Reproduce the listing word for word. Skip any image.

%%

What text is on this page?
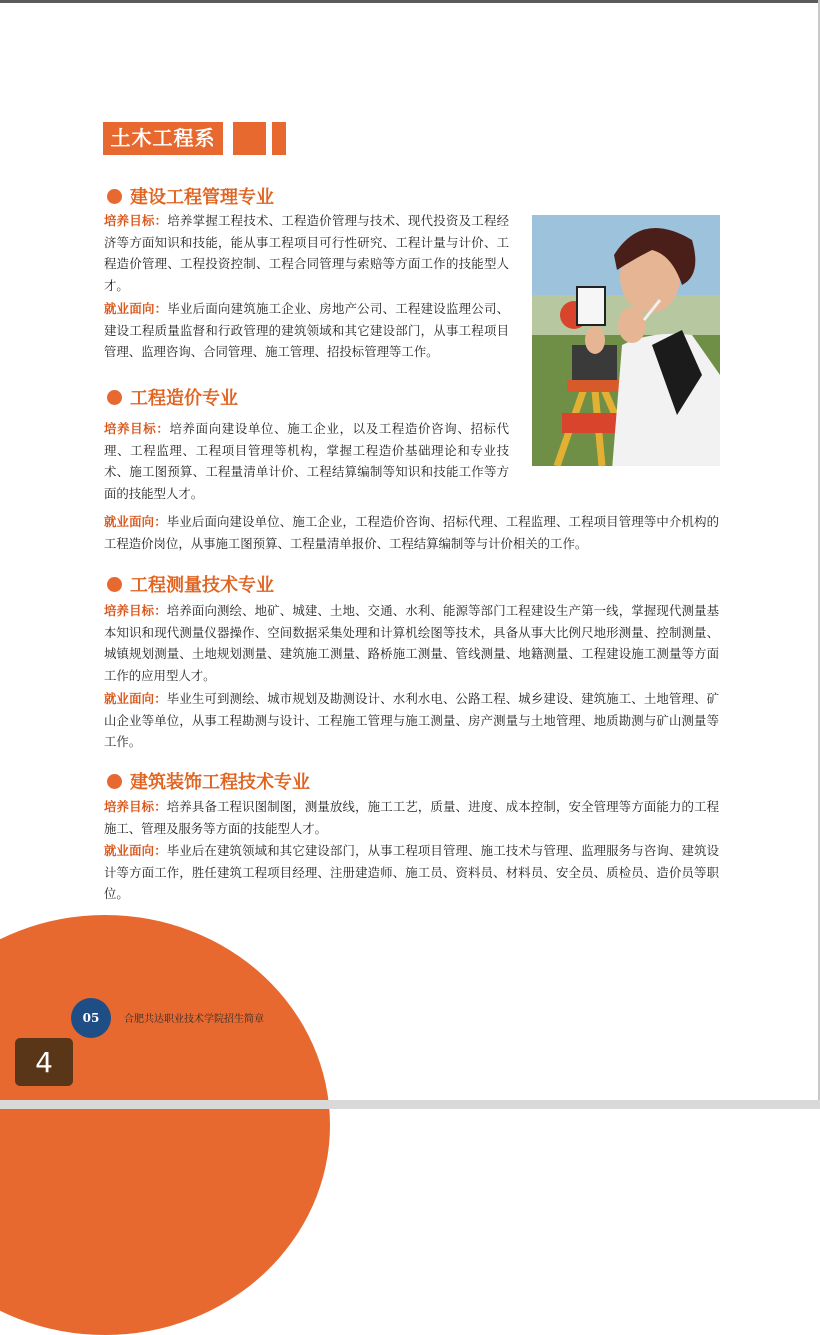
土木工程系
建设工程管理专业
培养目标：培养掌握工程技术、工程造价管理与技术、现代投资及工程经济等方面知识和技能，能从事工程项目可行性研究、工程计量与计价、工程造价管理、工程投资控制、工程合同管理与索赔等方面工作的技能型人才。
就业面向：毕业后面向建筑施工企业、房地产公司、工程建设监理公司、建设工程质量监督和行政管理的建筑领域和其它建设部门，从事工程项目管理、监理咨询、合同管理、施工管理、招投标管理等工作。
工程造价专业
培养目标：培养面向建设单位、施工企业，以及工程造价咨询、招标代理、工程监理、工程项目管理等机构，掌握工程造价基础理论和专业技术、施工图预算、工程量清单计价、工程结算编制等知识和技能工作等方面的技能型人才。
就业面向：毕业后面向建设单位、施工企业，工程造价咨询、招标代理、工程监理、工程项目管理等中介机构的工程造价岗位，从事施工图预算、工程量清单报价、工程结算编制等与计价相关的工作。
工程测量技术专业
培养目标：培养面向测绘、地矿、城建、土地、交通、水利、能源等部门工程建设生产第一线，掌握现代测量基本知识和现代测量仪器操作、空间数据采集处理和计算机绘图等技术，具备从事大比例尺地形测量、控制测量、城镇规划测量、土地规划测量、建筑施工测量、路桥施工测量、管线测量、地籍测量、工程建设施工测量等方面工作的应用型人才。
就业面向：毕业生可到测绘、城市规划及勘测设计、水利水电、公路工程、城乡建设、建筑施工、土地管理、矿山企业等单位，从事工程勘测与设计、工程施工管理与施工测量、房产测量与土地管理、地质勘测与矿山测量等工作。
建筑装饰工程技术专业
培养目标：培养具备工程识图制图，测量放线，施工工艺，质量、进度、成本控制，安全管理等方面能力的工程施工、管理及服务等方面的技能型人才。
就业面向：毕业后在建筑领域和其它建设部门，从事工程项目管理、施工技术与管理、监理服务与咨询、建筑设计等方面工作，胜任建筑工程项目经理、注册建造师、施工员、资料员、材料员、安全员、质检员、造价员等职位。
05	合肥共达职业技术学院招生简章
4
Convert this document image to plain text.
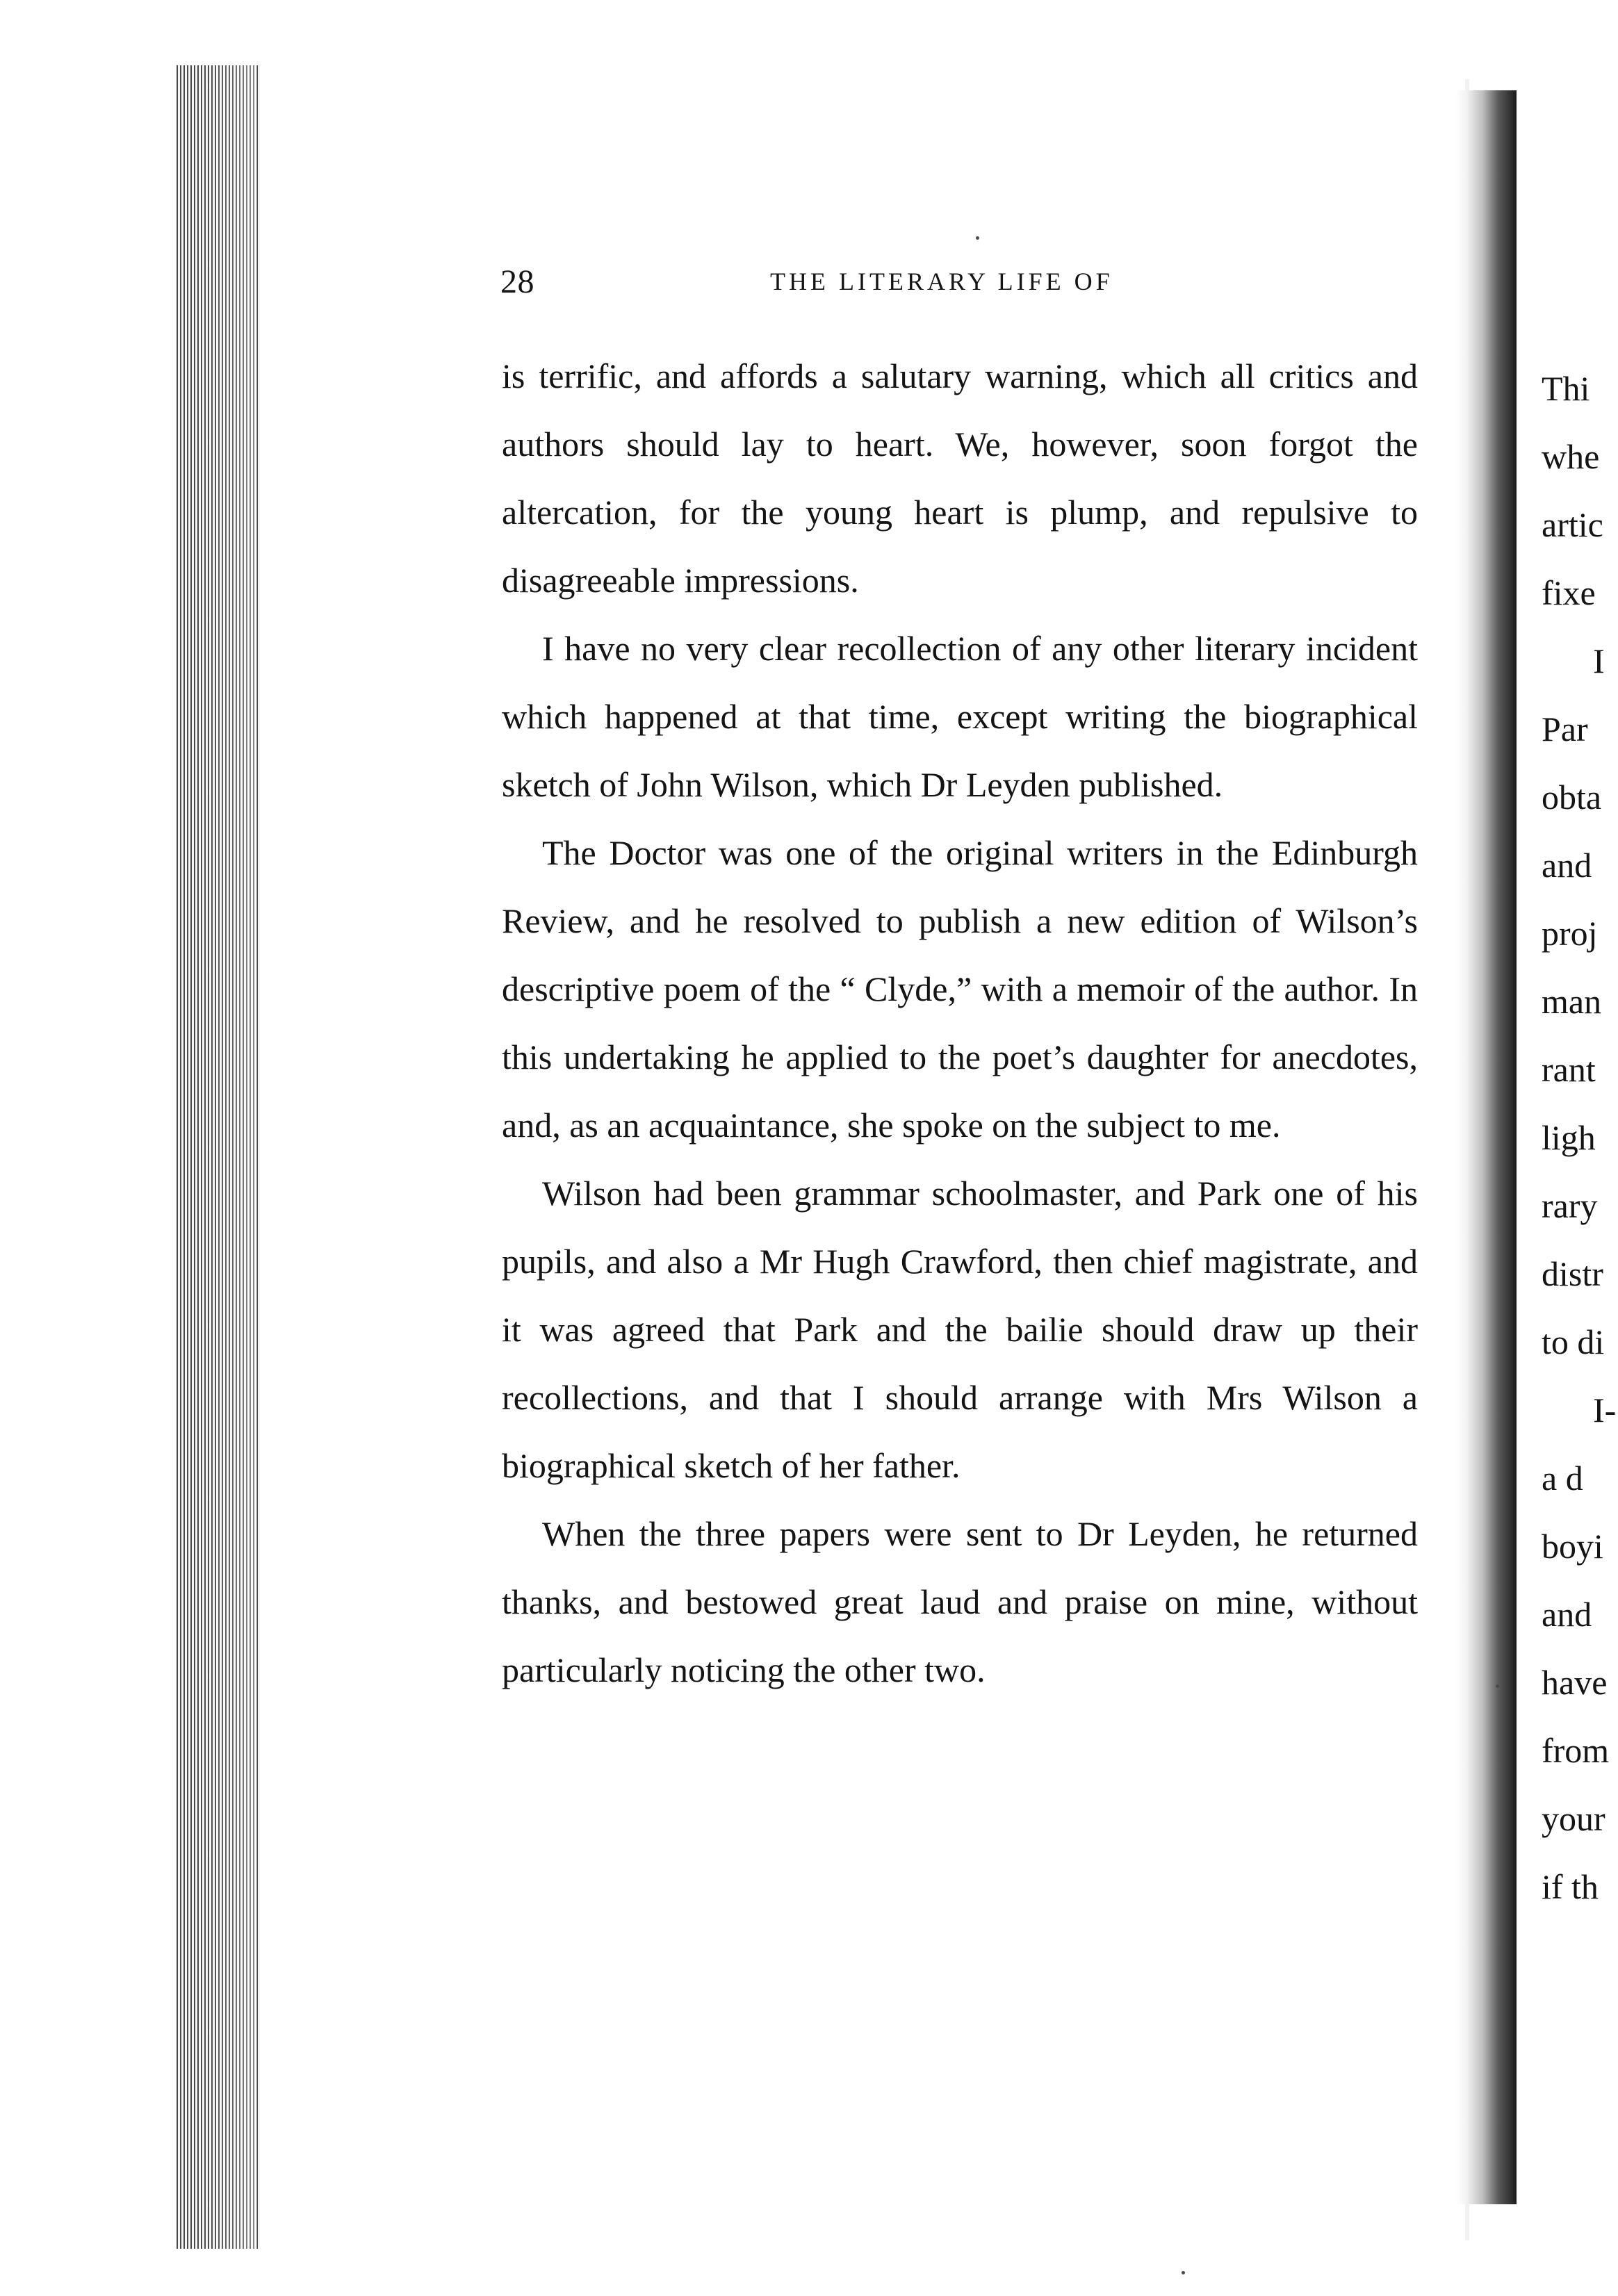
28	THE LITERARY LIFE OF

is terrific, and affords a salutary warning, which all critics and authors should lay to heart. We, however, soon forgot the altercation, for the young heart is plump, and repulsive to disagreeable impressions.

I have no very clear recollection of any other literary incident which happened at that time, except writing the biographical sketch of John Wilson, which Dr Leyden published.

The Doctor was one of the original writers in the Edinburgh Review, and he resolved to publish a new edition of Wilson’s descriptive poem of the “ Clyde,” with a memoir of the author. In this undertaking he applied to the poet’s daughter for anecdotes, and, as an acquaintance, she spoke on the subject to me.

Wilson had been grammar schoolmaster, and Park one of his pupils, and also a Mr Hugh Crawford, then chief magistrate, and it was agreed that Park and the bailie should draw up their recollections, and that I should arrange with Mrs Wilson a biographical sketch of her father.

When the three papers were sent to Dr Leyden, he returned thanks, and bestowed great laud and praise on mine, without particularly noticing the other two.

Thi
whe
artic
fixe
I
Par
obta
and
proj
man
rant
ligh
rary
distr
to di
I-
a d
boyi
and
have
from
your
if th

%%

#### [Exercise solution]
What text is on this page?
土木工程系
建设工程管理专业
培养目标：培养掌握工程技术、工程造价管理与技术、现代投资及工程经济等方面知识和技能，能从事工程项目可行性研究、工程计量与计价、工程造价管理、工程投资控制、工程合同管理与索赔等方面工作的技能型人才。
就业面向：毕业后面向建筑施工企业、房地产公司、工程建设监理公司、建设工程质量监督和行政管理的建筑领域和其它建设部门，从事工程项目管理、监理咨询、合同管理、施工管理、招投标管理等工作。
工程造价专业
培养目标：培养面向建设单位、施工企业，以及工程造价咨询、招标代理、工程监理、工程项目管理等机构，掌握工程造价基础理论和专业技术、施工图预算、工程量清单计价、工程结算编制等知识和技能工作等方面的技能型人才。
就业面向：毕业后面向建设单位、施工企业，工程造价咨询、招标代理、工程监理、工程项目管理等中介机构的工程造价岗位，从事施工图预算、工程量清单报价、工程结算编制等与计价相关的工作。
工程测量技术专业
培养目标：培养面向测绘、地矿、城建、土地、交通、水利、能源等部门工程建设生产第一线，掌握现代测量基本知识和现代测量仪器操作、空间数据采集处理和计算机绘图等技术，具备从事大比例尺地形测量、控制测量、城镇规划测量、土地规划测量、建筑施工测量、路桥施工测量、管线测量、地籍测量、工程建设施工测量等方面工作的应用型人才。
就业面向：毕业生可到测绘、城市规划及勘测设计、水利水电、公路工程、城乡建设、建筑施工、土地管理、矿山企业等单位，从事工程勘测与设计、工程施工管理与施工测量、房产测量与土地管理、地质勘测与矿山测量等工作。
建筑装饰工程技术专业
培养目标：培养具备工程识图制图，测量放线，施工工艺，质量、进度、成本控制，安全管理等方面能力的工程施工、管理及服务等方面的技能型人才。
就业面向：毕业后在建筑领域和其它建设部门，从事工程项目管理、施工技术与管理、监理服务与咨询、建筑设计等方面工作，胜任建筑工程项目经理、注册建造师、施工员、资料员、材料员、安全员、质检员、造价员等职位。
05	合肥共达职业技术学院招生简章
4
Convert this document image to plain text.
28	THE LITERARY LIFE OF

is terrific, and affords a salutary warning, which all critics and authors should lay to heart. We, however, soon forgot the altercation, for the young heart is plump, and repulsive to disagreeable impressions.

I have no very clear recollection of any other literary incident which happened at that time, except writing the biographical sketch of John Wilson, which Dr Leyden published.

The Doctor was one of the original writers in the Edinburgh Review, and he resolved to publish a new edition of Wilson’s descriptive poem of the “ Clyde,” with a memoir of the author. In this undertaking he applied to the poet’s daughter for anecdotes, and, as an acquaintance, she spoke on the subject to me.

Wilson had been grammar schoolmaster, and Park one of his pupils, and also a Mr Hugh Crawford, then chief magistrate, and it was agreed that Park and the bailie should draw up their recollections, and that I should arrange with Mrs Wilson a biographical sketch of her father.

When the three papers were sent to Dr Leyden, he returned thanks, and bestowed great laud and praise on mine, without particularly noticing the other two.

Thi
whe
artic
fixe
I
Par
obta
and
proj
man
rant
ligh
rary
distr
to di
I-
a d
boyi
and
have
from
your
if th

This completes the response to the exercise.